**Written instruction**. Copy, from the entries below, each line in which the string "document" appears.

**Data to use**.
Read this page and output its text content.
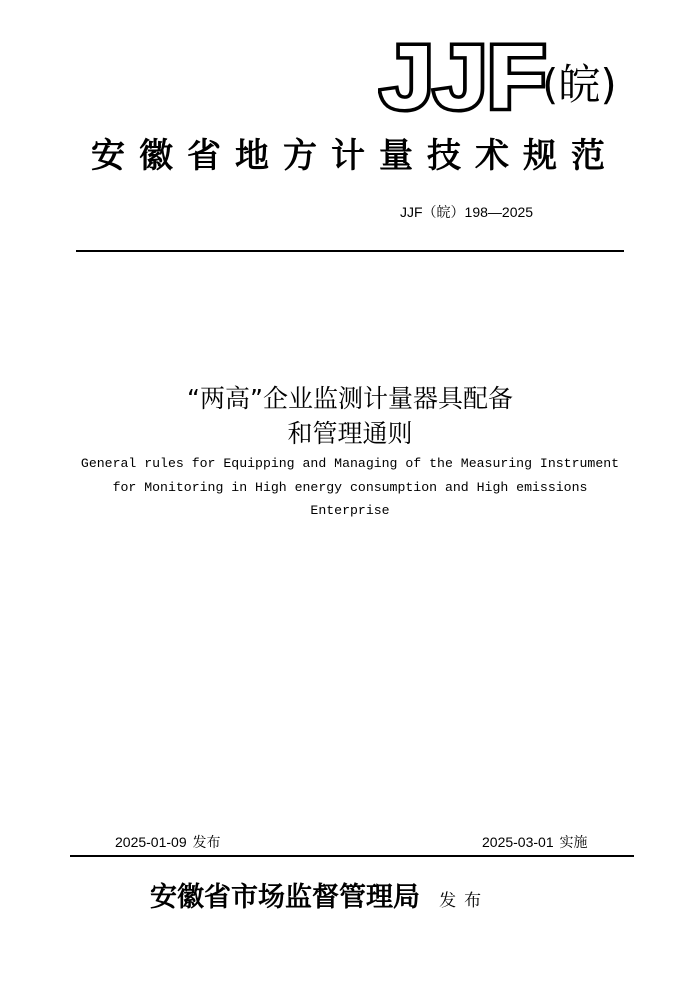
JJF
(皖)
安徽省地方计量技术规范
JJF（皖）198—2025
“两高”企业监测计量器具配备
和管理通则
General rules for Equipping and Managing of the Measuring Instrument
for Monitoring in High energy consumption and High emissions
Enterprise
2025-01-09 发布	2025-03-01 实施
安徽省市场监督管理局 发布
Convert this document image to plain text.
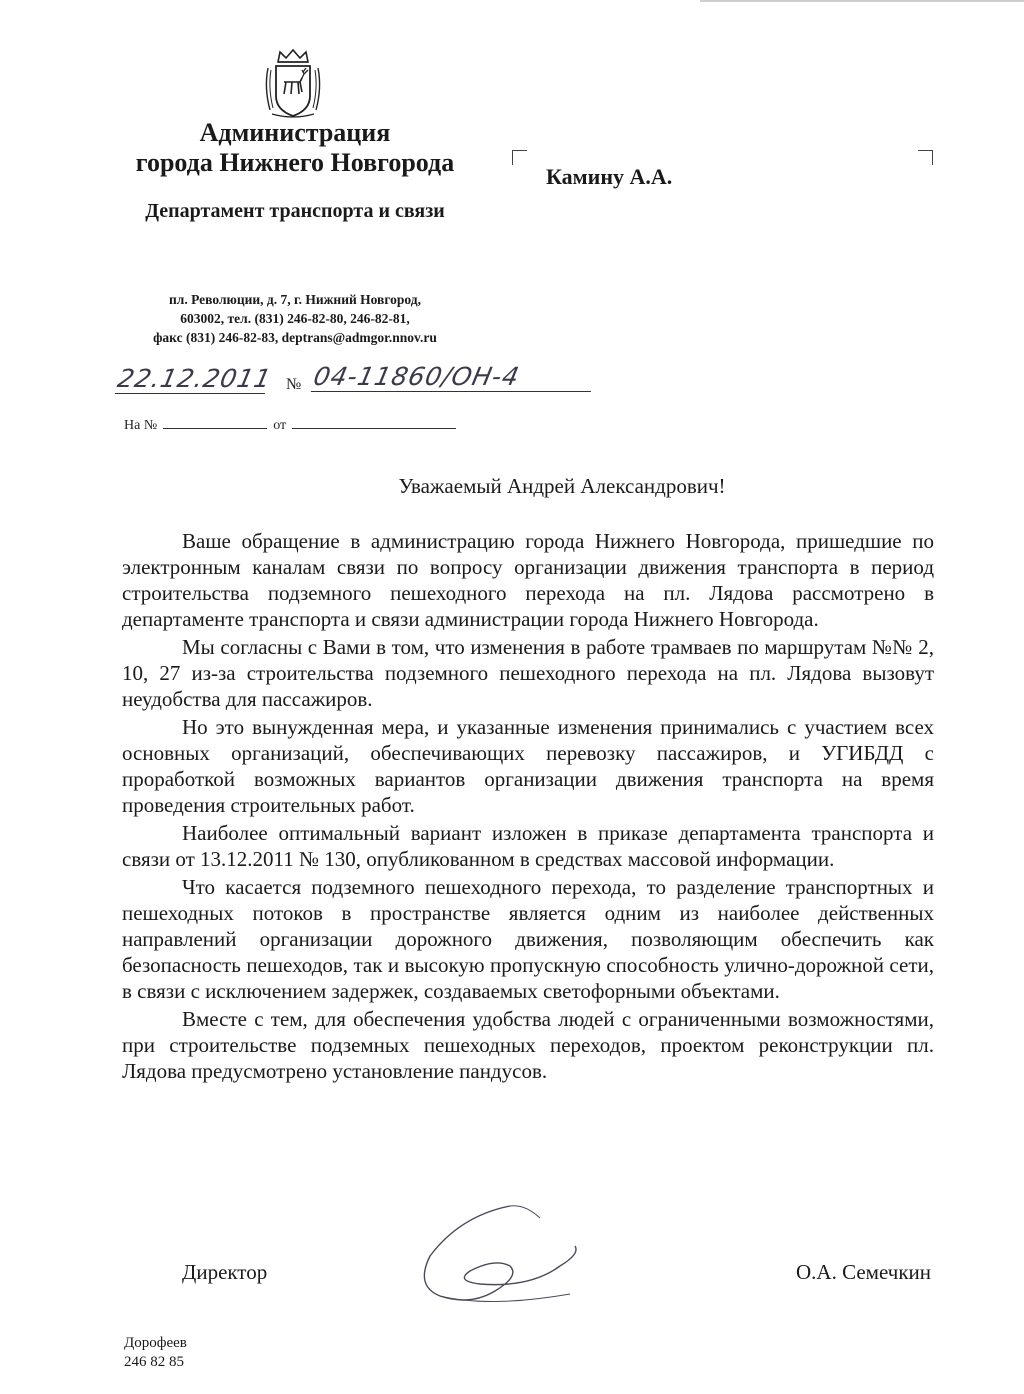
Администрация
города Нижнего Новгорода
Департамент транспорта и связи
пл. Революции, д. 7, г. Нижний Новгород,
603002, тел. (831) 246-82-80, 246-82-81,
факс (831) 246-82-83, deptrans@admgor.nnov.ru
Камину А.А.
22.12.2011 № 04-11860/ОН-4
На №	от
Уважаемый Андрей Александрович!

Ваше обращение в администрацию города Нижнего Новгорода, пришедшие по электронным каналам связи по вопросу организации движения транспорта в период строительства подземного пешеходного перехода на пл. Лядова рассмотрено в департаменте транспорта и связи администрации города Нижнего Новгорода.

Мы согласны с Вами в том, что изменения в работе трамваев по маршрутам №№ 2, 10, 27 из-за строительства подземного пешеходного перехода на пл. Лядова вызовут неудобства для пассажиров.

Но это вынужденная мера, и указанные изменения принимались с участием всех основных организаций, обеспечивающих перевозку пассажиров, и УГИБДД с проработкой возможных вариантов организации движения транспорта на время проведения строительных работ.

Наиболее оптимальный вариант изложен в приказе департамента транспорта и связи от 13.12.2011 № 130, опубликованном в средствах массовой информации.

Что касается подземного пешеходного перехода, то разделение транспортных и пешеходных потоков в пространстве является одним из наиболее действенных направлений организации дорожного движения, позволяющим обеспечить как безопасность пешеходов, так и высокую пропускную способность улично-дорожной сети, в связи с исключением задержек, создаваемых светофорными объектами.

Вместе с тем, для обеспечения удобства людей с ограниченными возможностями, при строительстве подземных пешеходных переходов, проектом реконструкции пл. Лядова предусмотрено установление пандусов.

Директор	О.А. Семечкин
Дорофеев
246 82 85
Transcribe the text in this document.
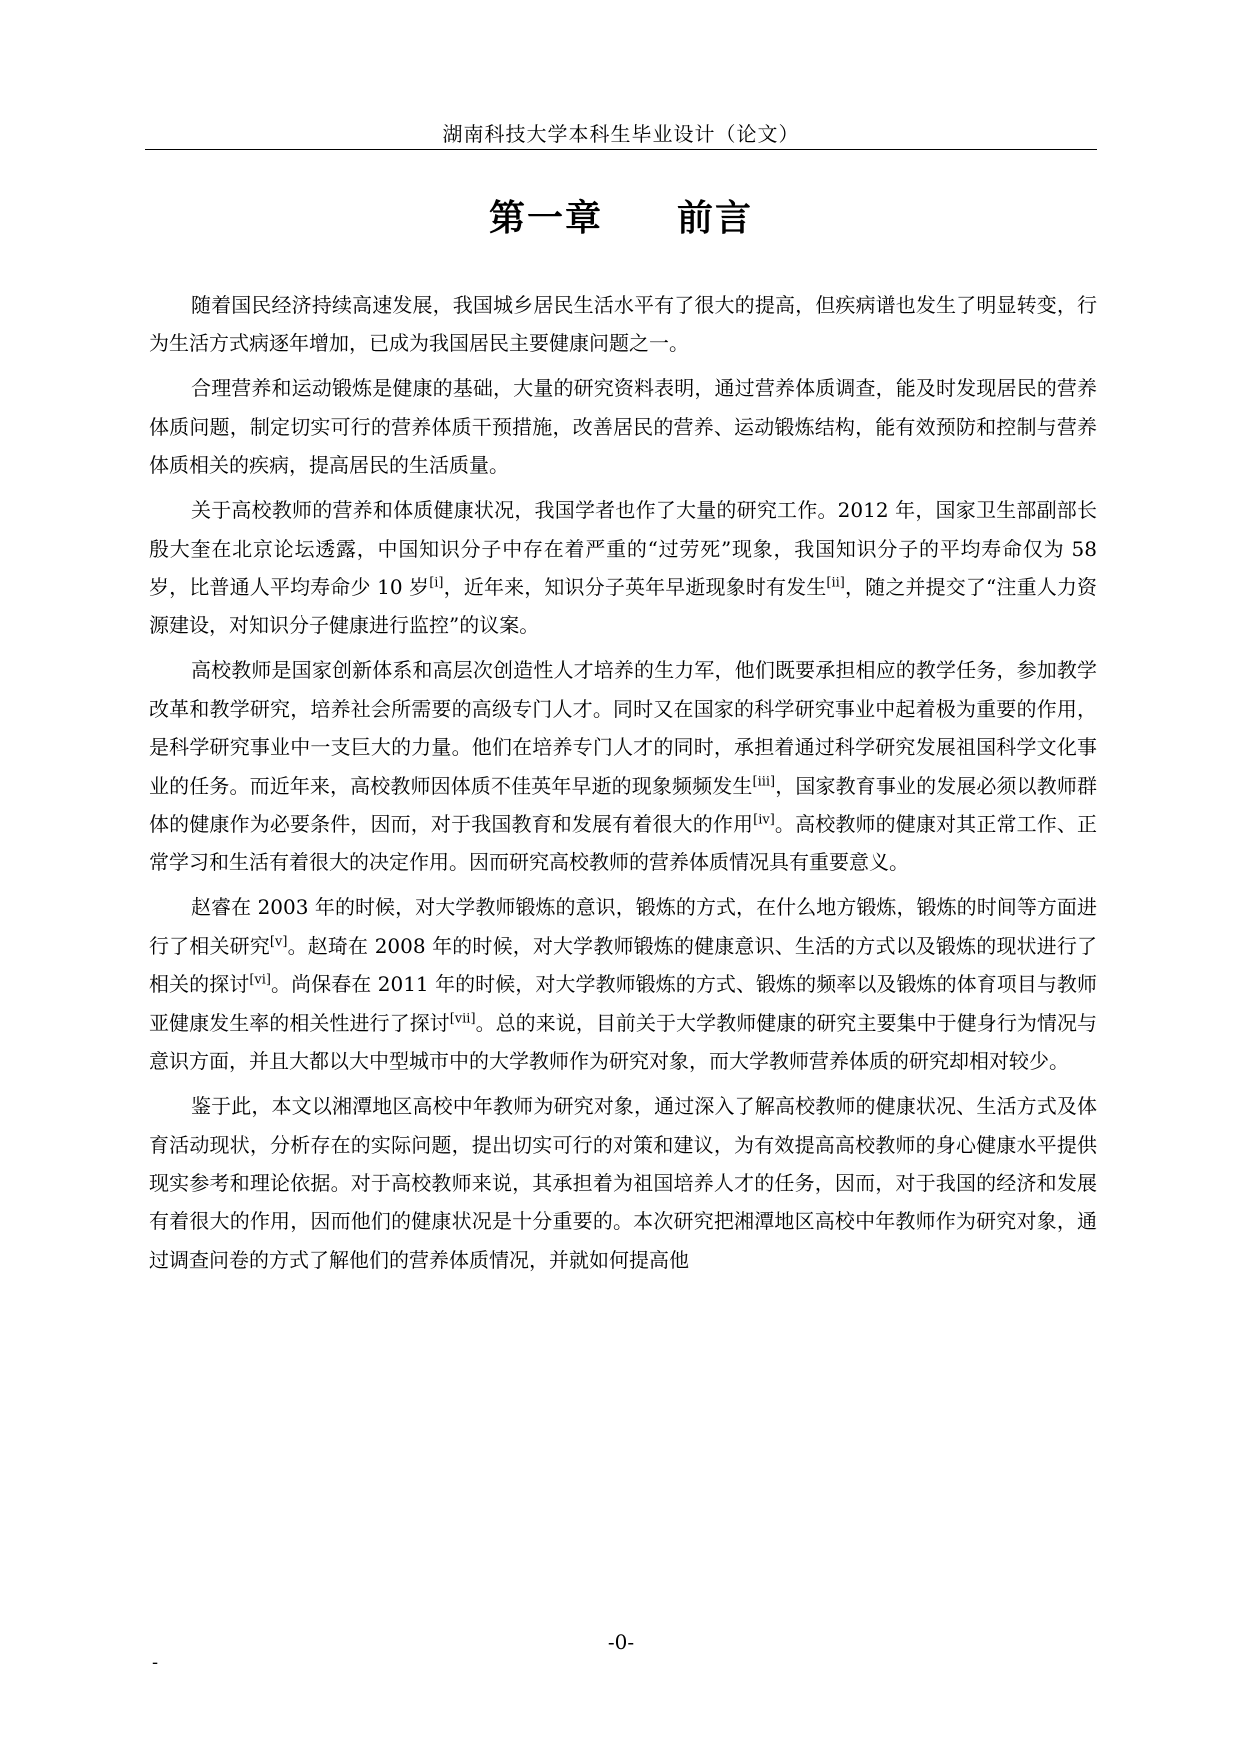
湖南科技大学本科生毕业设计（论文）
第一章 前言

随着国民经济持续高速发展，我国城乡居民生活水平有了很大的提高，但疾病谱也发生了明显转变，行为生活方式病逐年增加，已成为我国居民主要健康问题之一。

合理营养和运动锻炼是健康的基础，大量的研究资料表明，通过营养体质调查，能及时发现居民的营养体质问题，制定切实可行的营养体质干预措施，改善居民的营养、运动锻炼结构，能有效预防和控制与营养体质相关的疾病，提高居民的生活质量。

关于高校教师的营养和体质健康状况，我国学者也作了大量的研究工作。2012 年，国家卫生部副部长殷大奎在北京论坛透露，中国知识分子中存在着严重的“过劳死”现象，我国知识分子的平均寿命仅为 58 岁，比普通人平均寿命少 10 岁[i]，近年来，知识分子英年早逝现象时有发生[ii]，随之并提交了“注重人力资源建设，对知识分子健康进行监控”的议案。

高校教师是国家创新体系和高层次创造性人才培养的生力军，他们既要承担相应的教学任务，参加教学改革和教学研究，培养社会所需要的高级专门人才。同时又在国家的科学研究事业中起着极为重要的作用，是科学研究事业中一支巨大的力量。他们在培养专门人才的同时，承担着通过科学研究发展祖国科学文化事业的任务。而近年来，高校教师因体质不佳英年早逝的现象频频发生[iii]，国家教育事业的发展必须以教师群体的健康作为必要条件，因而，对于我国教育和发展有着很大的作用[iv]。高校教师的健康对其正常工作、正常学习和生活有着很大的决定作用。因而研究高校教师的营养体质情况具有重要意义。

赵睿在 2003 年的时候，对大学教师锻炼的意识，锻炼的方式，在什么地方锻炼，锻炼的时间等方面进行了相关研究[v]。赵琦在 2008 年的时候，对大学教师锻炼的健康意识、生活的方式以及锻炼的现状进行了相关的探讨[vi]。尚保春在 2011 年的时候，对大学教师锻炼的方式、锻炼的频率以及锻炼的体育项目与教师亚健康发生率的相关性进行了探讨[vii]。总的来说，目前关于大学教师健康的研究主要集中于健身行为情况与意识方面，并且大都以大中型城市中的大学教师作为研究对象，而大学教师营养体质的研究却相对较少。

鉴于此，本文以湘潭地区高校中年教师为研究对象，通过深入了解高校教师的健康状况、生活方式及体育活动现状，分析存在的实际问题，提出切实可行的对策和建议，为有效提高高校教师的身心健康水平提供现实参考和理论依据。对于高校教师来说，其承担着为祖国培养人才的任务，因而，对于我国的经济和发展有着很大的作用，因而他们的健康状况是十分重要的。本次研究把湘潭地区高校中年教师作为研究对象，通过调查问卷的方式了解他们的营养体质情况，并就如何提高他

-0-
-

**Exercise solution**.
Convert this document image to plain text.
Transcribe the text in this document.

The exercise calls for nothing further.